### Task details:
All the entries need to be quoted exactly, apart from the pictures, which you should drop.

━━━━━━━━

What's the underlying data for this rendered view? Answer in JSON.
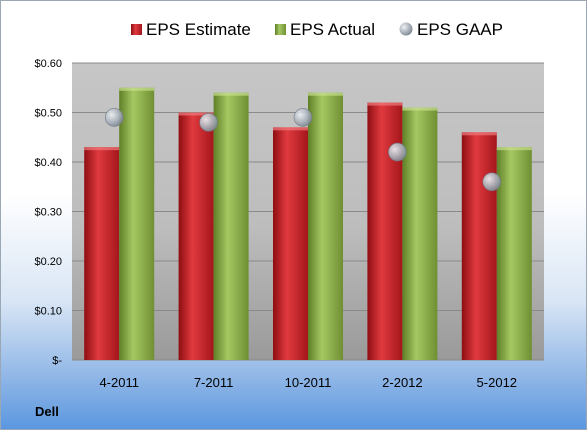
{
  "company": "Dell",
  "colors": {
    "estimate": "#c0161c",
    "actual": "#8db044",
    "gaap": "#aab2bc"
  },
  "chart_data": {
    "type": "bar",
    "categories": [
      "4-2011",
      "7-2011",
      "10-2011",
      "2-2012",
      "5-2012"
    ],
    "series": [
      {
        "name": "EPS Estimate",
        "type": "bar",
        "values": [
          0.43,
          0.5,
          0.47,
          0.52,
          0.46
        ]
      },
      {
        "name": "EPS Actual",
        "type": "bar",
        "values": [
          0.55,
          0.54,
          0.54,
          0.51,
          0.43
        ]
      },
      {
        "name": "EPS GAAP",
        "type": "scatter",
        "values": [
          0.49,
          0.48,
          0.49,
          0.42,
          0.36
        ]
      }
    ],
    "ylim": [
      0,
      0.6
    ],
    "yticks": [
      0,
      0.1,
      0.2,
      0.3,
      0.4,
      0.5,
      0.6
    ],
    "ytick_labels": [
      "$-",
      "$0.10",
      "$0.20",
      "$0.30",
      "$0.40",
      "$0.50",
      "$0.60"
    ],
    "legend_position": "top",
    "grid": true
  }
}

━━━━━━━━

### Task result:
What's the underlying data for this rendered view? Answer in JSON.
{
  "company": "Dell",
  "colors": {
    "estimate": "#c0161c",
    "actual": "#8db044",
    "gaap": "#aab2bc"
  },
  "chart_data": {
    "type": "bar",
    "categories": [
      "4-2011",
      "7-2011",
      "10-2011",
      "2-2012",
      "5-2012"
    ],
    "series": [
      {
        "name": "EPS Estimate",
        "type": "bar",
        "values": [
          0.43,
          0.5,
          0.47,
          0.52,
          0.46
        ]
      },
      {
        "name": "EPS Actual",
        "type": "bar",
        "values": [
          0.55,
          0.54,
          0.54,
          0.51,
          0.43
        ]
      },
      {
        "name": "EPS GAAP",
        "type": "scatter",
        "values": [
          0.49,
          0.48,
          0.49,
          0.42,
          0.36
        ]
      }
    ],
    "ylim": [
      0,
      0.6
    ],
    "yticks": [
      0,
      0.1,
      0.2,
      0.3,
      0.4,
      0.5,
      0.6
    ],
    "ytick_labels": [
      "$-",
      "$0.10",
      "$0.20",
      "$0.30",
      "$0.40",
      "$0.50",
      "$0.60"
    ],
    "legend_position": "top",
    "grid": true
  }
}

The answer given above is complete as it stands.